+++ RECORDS SHOWN
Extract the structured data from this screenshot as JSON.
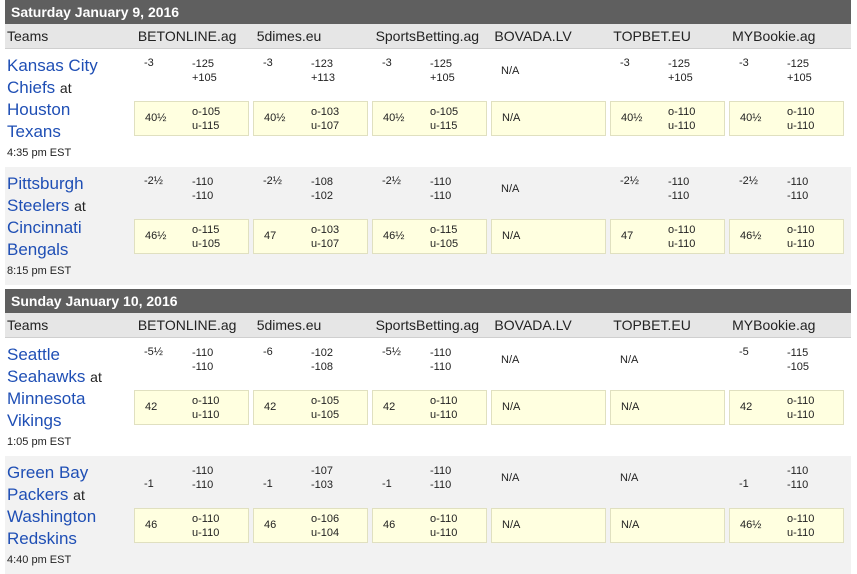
{
  "books": [
    "BETONLINE.ag",
    "5dimes.eu",
    "SportsBetting.ag",
    "BOVADA.LV",
    "TOPBET.EU",
    "MYBookie.ag"
  ],
  "teams_header": "Teams",
  "days": [
    {
      "title": "Saturday January 9, 2016",
      "games": [
        {
          "team1_a": "Kansas City",
          "team1_b": "Chiefs",
          "at": "at",
          "team2_a": "Houston",
          "team2_b": "Texans",
          "time": "4:35 pm EST",
          "lines": [
            {
              "spread": "-3",
              "ml1": "-125",
              "ml2": "+105",
              "total": "40½",
              "over": "o-105",
              "under": "u-115"
            },
            {
              "spread": "-3",
              "ml1": "-123",
              "ml2": "+113",
              "total": "40½",
              "over": "o-103",
              "under": "u-107"
            },
            {
              "spread": "-3",
              "ml1": "-125",
              "ml2": "+105",
              "total": "40½",
              "over": "o-105",
              "under": "u-115"
            },
            {
              "na": "N/A",
              "na_total": "N/A"
            },
            {
              "spread": "-3",
              "ml1": "-125",
              "ml2": "+105",
              "total": "40½",
              "over": "o-110",
              "under": "u-110"
            },
            {
              "spread": "-3",
              "ml1": "-125",
              "ml2": "+105",
              "total": "40½",
              "over": "o-110",
              "under": "u-110"
            }
          ]
        },
        {
          "team1_a": "Pittsburgh",
          "team1_b": "Steelers",
          "at": "at",
          "team2_a": "Cincinnati",
          "team2_b": "Bengals",
          "time": "8:15 pm EST",
          "lines": [
            {
              "spread": "-2½",
              "ml1": "-110",
              "ml2": "-110",
              "total": "46½",
              "over": "o-115",
              "under": "u-105"
            },
            {
              "spread": "-2½",
              "ml1": "-108",
              "ml2": "-102",
              "total": "47",
              "over": "o-103",
              "under": "u-107"
            },
            {
              "spread": "-2½",
              "ml1": "-110",
              "ml2": "-110",
              "total": "46½",
              "over": "o-115",
              "under": "u-105"
            },
            {
              "na": "N/A",
              "na_total": "N/A"
            },
            {
              "spread": "-2½",
              "ml1": "-110",
              "ml2": "-110",
              "total": "47",
              "over": "o-110",
              "under": "u-110"
            },
            {
              "spread": "-2½",
              "ml1": "-110",
              "ml2": "-110",
              "total": "46½",
              "over": "o-110",
              "under": "u-110"
            }
          ]
        }
      ]
    },
    {
      "title": "Sunday January 10, 2016",
      "games": [
        {
          "team1_a": "Seattle",
          "team1_b": "Seahawks",
          "at": "at",
          "team2_a": "Minnesota",
          "team2_b": "Vikings",
          "time": "1:05 pm EST",
          "lines": [
            {
              "spread": "-5½",
              "ml1": "-110",
              "ml2": "-110",
              "total": "42",
              "over": "o-110",
              "under": "u-110"
            },
            {
              "spread": "-6",
              "ml1": "-102",
              "ml2": "-108",
              "total": "42",
              "over": "o-105",
              "under": "u-105"
            },
            {
              "spread": "-5½",
              "ml1": "-110",
              "ml2": "-110",
              "total": "42",
              "over": "o-110",
              "under": "u-110"
            },
            {
              "na": "N/A",
              "na_total": "N/A"
            },
            {
              "na": "N/A",
              "na_total": "N/A"
            },
            {
              "spread": "-5",
              "ml1": "-115",
              "ml2": "-105",
              "total": "42",
              "over": "o-110",
              "under": "u-110"
            }
          ]
        },
        {
          "team1_a": "Green Bay",
          "team1_b": "Packers",
          "at": "at",
          "team2_a": "Washington",
          "team2_b": "Redskins",
          "time": "4:40 pm EST",
          "lines": [
            {
              "spread": "-1",
              "ml1": "-110",
              "ml2": "-110",
              "total": "46",
              "over": "o-110",
              "under": "u-110"
            },
            {
              "spread": "-1",
              "ml1": "-107",
              "ml2": "-103",
              "total": "46",
              "over": "o-106",
              "under": "u-104"
            },
            {
              "spread": "-1",
              "ml1": "-110",
              "ml2": "-110",
              "total": "46",
              "over": "o-110",
              "under": "u-110"
            },
            {
              "na": "N/A",
              "na_total": "N/A"
            },
            {
              "na": "N/A",
              "na_total": "N/A"
            },
            {
              "spread": "-1",
              "ml1": "-110",
              "ml2": "-110",
              "total": "46½",
              "over": "o-110",
              "under": "u-110"
            }
          ]
        }
      ]
    }
  ]
}
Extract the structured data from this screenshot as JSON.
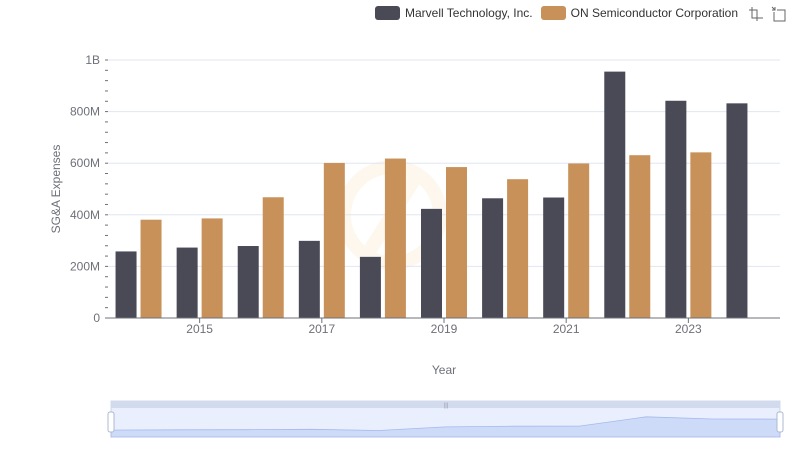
{
  "toolbox": {
    "zoom_icon": "zoom-icon",
    "restore_icon": "restore-icon"
  },
  "chart_data": {
    "type": "bar",
    "xlabel": "Year",
    "ylabel": "SG&A Expenses",
    "ylim": [
      0,
      1000000000
    ],
    "y_ticks": [
      "0",
      "200M",
      "400M",
      "600M",
      "800M",
      "1B"
    ],
    "y_tick_values": [
      0,
      200000000,
      400000000,
      600000000,
      800000000,
      1000000000
    ],
    "categories": [
      "2014",
      "2015",
      "2016",
      "2017",
      "2018",
      "2019",
      "2020",
      "2021",
      "2022",
      "2023",
      "2024"
    ],
    "x_tick_labels": [
      "",
      "2015",
      "",
      "2017",
      "",
      "2019",
      "",
      "2021",
      "",
      "2023",
      ""
    ],
    "grid": true,
    "legend_position": "top-right",
    "series": [
      {
        "name": "Marvell Technology, Inc.",
        "color": "#4a4a57",
        "values": [
          258000000,
          273000000,
          279000000,
          299000000,
          237000000,
          423000000,
          464000000,
          467000000,
          955000000,
          842000000,
          832000000
        ]
      },
      {
        "name": "ON Semiconductor Corporation",
        "color": "#c8915a",
        "values": [
          381000000,
          386000000,
          468000000,
          601000000,
          618000000,
          585000000,
          538000000,
          599000000,
          631000000,
          642000000,
          null
        ]
      }
    ]
  }
}
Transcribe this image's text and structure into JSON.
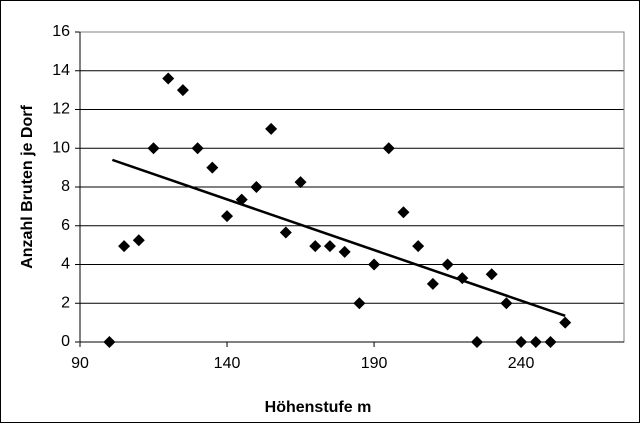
{
  "chart_data": {
    "type": "scatter",
    "x_label": "Höhenstufe m",
    "y_label": "Anzahl Bruten je Dorf",
    "x": [
      100,
      105,
      110,
      115,
      120,
      125,
      130,
      135,
      140,
      145,
      150,
      155,
      160,
      165,
      170,
      175,
      180,
      185,
      190,
      195,
      200,
      205,
      210,
      215,
      220,
      225,
      230,
      235,
      240,
      245,
      250,
      255
    ],
    "values": [
      0,
      4.95,
      5.25,
      10,
      13.6,
      13,
      10,
      9,
      6.5,
      7.35,
      8,
      11,
      5.65,
      8.25,
      4.95,
      4.95,
      4.65,
      2,
      4,
      10,
      6.7,
      4.95,
      3,
      4,
      3.3,
      0,
      3.5,
      2,
      0,
      0,
      0,
      1
    ],
    "color": "#000000",
    "trendline": {
      "x": [
        101,
        255
      ],
      "y": [
        9.4,
        1.35
      ]
    },
    "xlim": [
      90,
      275
    ],
    "xticks": [
      90,
      140,
      190,
      240
    ],
    "ylim": [
      0,
      16
    ],
    "yticks": [
      0,
      2,
      4,
      6,
      8,
      10,
      12,
      14,
      16
    ],
    "grid": true
  }
}
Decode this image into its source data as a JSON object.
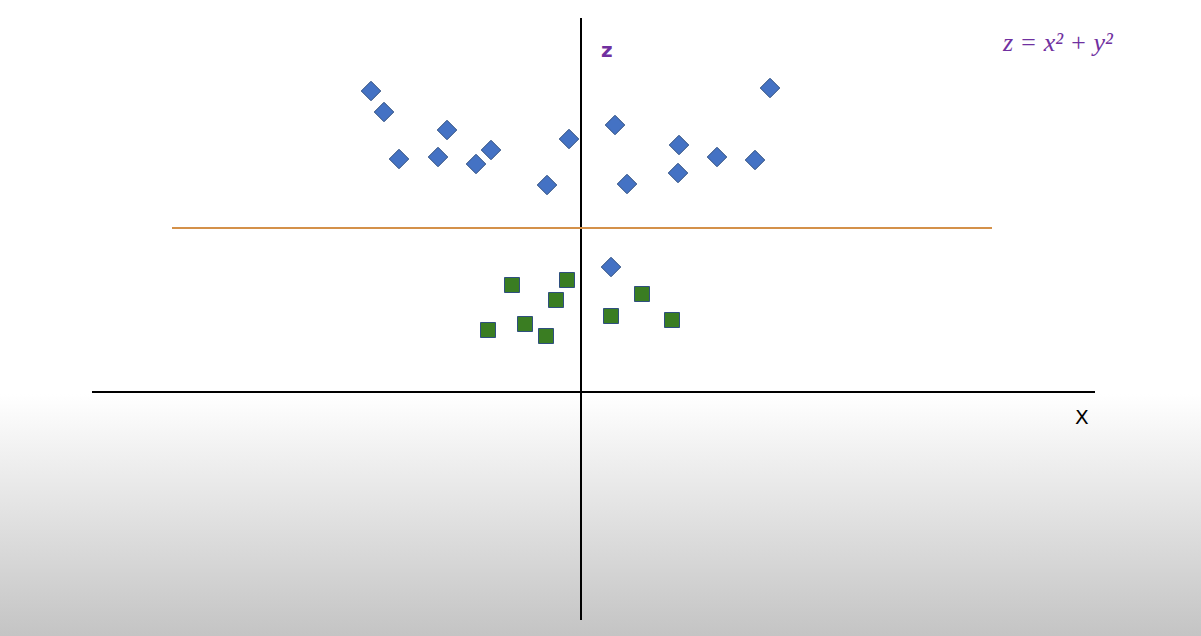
{
  "chart_data": {
    "type": "scatter",
    "title": "z = x² + y²",
    "x_label": "X",
    "y_label": "z",
    "xlim": [
      -4.89,
      5.14
    ],
    "ylim": [
      -2.28,
      3.74
    ],
    "xticks": [],
    "yticks": [],
    "tick_labels": false,
    "grid": false,
    "series": [
      {
        "type": "scatter",
        "marker": "diamond",
        "color": "#4472c4",
        "x": [
          -2.1,
          -1.97,
          -1.82,
          -1.43,
          -1.34,
          -1.05,
          -0.9,
          -0.34,
          -0.12,
          0.34,
          0.46,
          0.98,
          0.97,
          1.36,
          1.74,
          1.89,
          0.3
        ],
        "values": [
          3.01,
          2.8,
          2.33,
          2.35,
          2.62,
          2.28,
          2.42,
          2.07,
          2.53,
          2.67,
          2.08,
          2.47,
          2.19,
          2.35,
          2.32,
          3.04,
          1.25
        ]
      },
      {
        "type": "scatter",
        "marker": "square",
        "color": "#3a7d22",
        "x": [
          -0.69,
          -0.14,
          -0.25,
          -0.93,
          -0.56,
          -0.35,
          0.3,
          0.61,
          0.91
        ],
        "values": [
          1.07,
          1.12,
          0.92,
          0.62,
          0.68,
          0.56,
          0.76,
          0.98,
          0.72
        ]
      },
      {
        "type": "line",
        "line_style": "solid",
        "color": "#d4914a",
        "x": [
          -4.09,
          4.11
        ],
        "values": [
          1.64,
          1.64
        ]
      }
    ]
  }
}
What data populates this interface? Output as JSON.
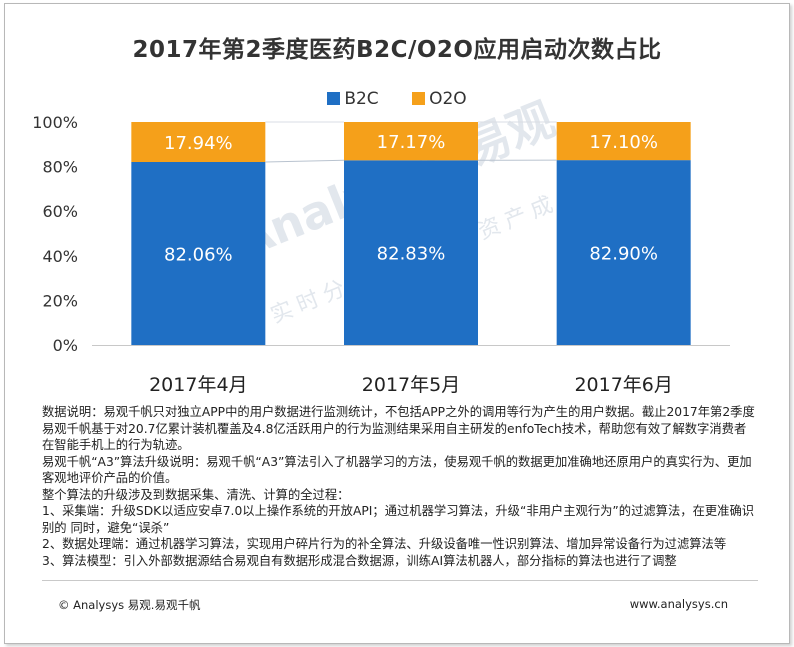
++++++
EXERCISE GOAL -
Only the number is wanted: how many lines in the data include the word "name"?

RESPONSE TO THIS EXERCISE -
2